** LISTED RECORDS **
++++
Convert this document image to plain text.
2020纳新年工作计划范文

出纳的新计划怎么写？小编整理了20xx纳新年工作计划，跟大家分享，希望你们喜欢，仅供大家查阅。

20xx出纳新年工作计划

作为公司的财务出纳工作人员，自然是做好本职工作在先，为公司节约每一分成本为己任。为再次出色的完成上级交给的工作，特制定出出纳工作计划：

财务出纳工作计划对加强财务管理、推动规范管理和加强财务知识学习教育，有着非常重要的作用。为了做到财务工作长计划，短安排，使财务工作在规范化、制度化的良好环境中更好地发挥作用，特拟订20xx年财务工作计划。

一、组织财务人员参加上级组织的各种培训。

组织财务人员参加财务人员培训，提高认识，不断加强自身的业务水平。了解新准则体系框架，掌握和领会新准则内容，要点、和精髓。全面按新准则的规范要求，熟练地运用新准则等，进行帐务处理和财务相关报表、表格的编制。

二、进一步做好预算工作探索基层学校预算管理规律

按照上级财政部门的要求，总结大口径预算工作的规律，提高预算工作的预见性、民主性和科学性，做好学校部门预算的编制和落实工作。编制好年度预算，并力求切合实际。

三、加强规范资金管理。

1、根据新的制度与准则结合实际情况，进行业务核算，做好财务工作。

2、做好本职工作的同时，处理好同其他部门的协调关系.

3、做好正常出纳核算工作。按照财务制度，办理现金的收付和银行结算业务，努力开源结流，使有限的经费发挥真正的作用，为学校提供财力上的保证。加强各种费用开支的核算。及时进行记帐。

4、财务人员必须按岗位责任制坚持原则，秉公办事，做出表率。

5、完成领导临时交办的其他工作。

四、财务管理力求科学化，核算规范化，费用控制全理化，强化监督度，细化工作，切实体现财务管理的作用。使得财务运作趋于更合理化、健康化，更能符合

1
++++
** GOAL OF THE EXERCISE **
Every line of the records above needs to be given again exactly.

** TASK RESULT **
Convert this document image to plain text.
2020纳新年工作计划范文

出纳的新计划怎么写？小编整理了20xx纳新年工作计划，跟大家分享，希望你们喜欢，仅供大家查阅。

20xx出纳新年工作计划

作为公司的财务出纳工作人员，自然是做好本职工作在先，为公司节约每一分成本为己任。为再次出色的完成上级交给的工作，特制定出出纳工作计划：

财务出纳工作计划对加强财务管理、推动规范管理和加强财务知识学习教育，有着非常重要的作用。为了做到财务工作长计划，短安排，使财务工作在规范化、制度化的良好环境中更好地发挥作用，特拟订20xx年财务工作计划。

一、组织财务人员参加上级组织的各种培训。

组织财务人员参加财务人员培训，提高认识，不断加强自身的业务水平。了解新准则体系框架，掌握和领会新准则内容，要点、和精髓。全面按新准则的规范要求，熟练地运用新准则等，进行帐务处理和财务相关报表、表格的编制。

二、进一步做好预算工作探索基层学校预算管理规律

按照上级财政部门的要求，总结大口径预算工作的规律，提高预算工作的预见性、民主性和科学性，做好学校部门预算的编制和落实工作。编制好年度预算，并力求切合实际。

三、加强规范资金管理。

1、根据新的制度与准则结合实际情况，进行业务核算，做好财务工作。

2、做好本职工作的同时，处理好同其他部门的协调关系.

3、做好正常出纳核算工作。按照财务制度，办理现金的收付和银行结算业务，努力开源结流，使有限的经费发挥真正的作用，为学校提供财力上的保证。加强各种费用开支的核算。及时进行记帐。

4、财务人员必须按岗位责任制坚持原则，秉公办事，做出表率。

5、完成领导临时交办的其他工作。

四、财务管理力求科学化，核算规范化，费用控制全理化，强化监督度，细化工作，切实体现财务管理的作用。使得财务运作趋于更合理化、健康化，更能符合

1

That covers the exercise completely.